--- WORK TO COMPLETE ---
Repeat, without any change, the entries presented below.

--- Collected data entries ---

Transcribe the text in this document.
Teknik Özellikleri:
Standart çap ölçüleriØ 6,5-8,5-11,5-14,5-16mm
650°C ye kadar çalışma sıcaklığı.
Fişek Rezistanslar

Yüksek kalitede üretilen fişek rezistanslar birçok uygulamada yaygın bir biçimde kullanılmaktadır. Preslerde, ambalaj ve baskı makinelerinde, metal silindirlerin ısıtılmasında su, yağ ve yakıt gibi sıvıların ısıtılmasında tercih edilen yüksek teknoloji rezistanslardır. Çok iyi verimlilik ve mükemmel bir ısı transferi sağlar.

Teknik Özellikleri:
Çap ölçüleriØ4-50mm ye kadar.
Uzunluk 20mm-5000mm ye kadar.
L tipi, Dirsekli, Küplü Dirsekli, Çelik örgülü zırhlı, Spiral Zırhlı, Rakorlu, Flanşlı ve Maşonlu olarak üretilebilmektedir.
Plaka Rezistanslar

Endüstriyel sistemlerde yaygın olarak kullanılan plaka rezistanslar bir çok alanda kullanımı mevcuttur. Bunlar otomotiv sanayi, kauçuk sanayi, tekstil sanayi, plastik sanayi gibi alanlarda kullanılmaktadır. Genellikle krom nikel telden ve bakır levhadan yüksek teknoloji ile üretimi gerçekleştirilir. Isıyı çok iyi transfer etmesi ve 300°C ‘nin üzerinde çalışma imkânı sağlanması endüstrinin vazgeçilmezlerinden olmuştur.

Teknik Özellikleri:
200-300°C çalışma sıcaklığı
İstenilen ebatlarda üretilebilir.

--- CORRECT OUTPUT ---
Transcribe the text in this document.
Teknik Özellikleri:
Standart çap ölçüleriØ 6,5-8,5-11,5-14,5-16mm
650°C ye kadar çalışma sıcaklığı.
Fişek Rezistanslar

Yüksek kalitede üretilen fişek rezistanslar birçok uygulamada yaygın bir biçimde kullanılmaktadır. Preslerde, ambalaj ve baskı makinelerinde, metal silindirlerin ısıtılmasında su, yağ ve yakıt gibi sıvıların ısıtılmasında tercih edilen yüksek teknoloji rezistanslardır. Çok iyi verimlilik ve mükemmel bir ısı transferi sağlar.

Teknik Özellikleri:
Çap ölçüleriØ4-50mm ye kadar.
Uzunluk 20mm-5000mm ye kadar.
L tipi, Dirsekli, Küplü Dirsekli, Çelik örgülü zırhlı, Spiral Zırhlı, Rakorlu, Flanşlı ve Maşonlu olarak üretilebilmektedir.
Plaka Rezistanslar

Endüstriyel sistemlerde yaygın olarak kullanılan plaka rezistanslar bir çok alanda kullanımı mevcuttur. Bunlar otomotiv sanayi, kauçuk sanayi, tekstil sanayi, plastik sanayi gibi alanlarda kullanılmaktadır. Genellikle krom nikel telden ve bakır levhadan yüksek teknoloji ile üretimi gerçekleştirilir. Isıyı çok iyi transfer etmesi ve 300°C ‘nin üzerinde çalışma imkânı sağlanması endüstrinin vazgeçilmezlerinden olmuştur.

Teknik Özellikleri:
200-300°C çalışma sıcaklığı
İstenilen ebatlarda üretilebilir.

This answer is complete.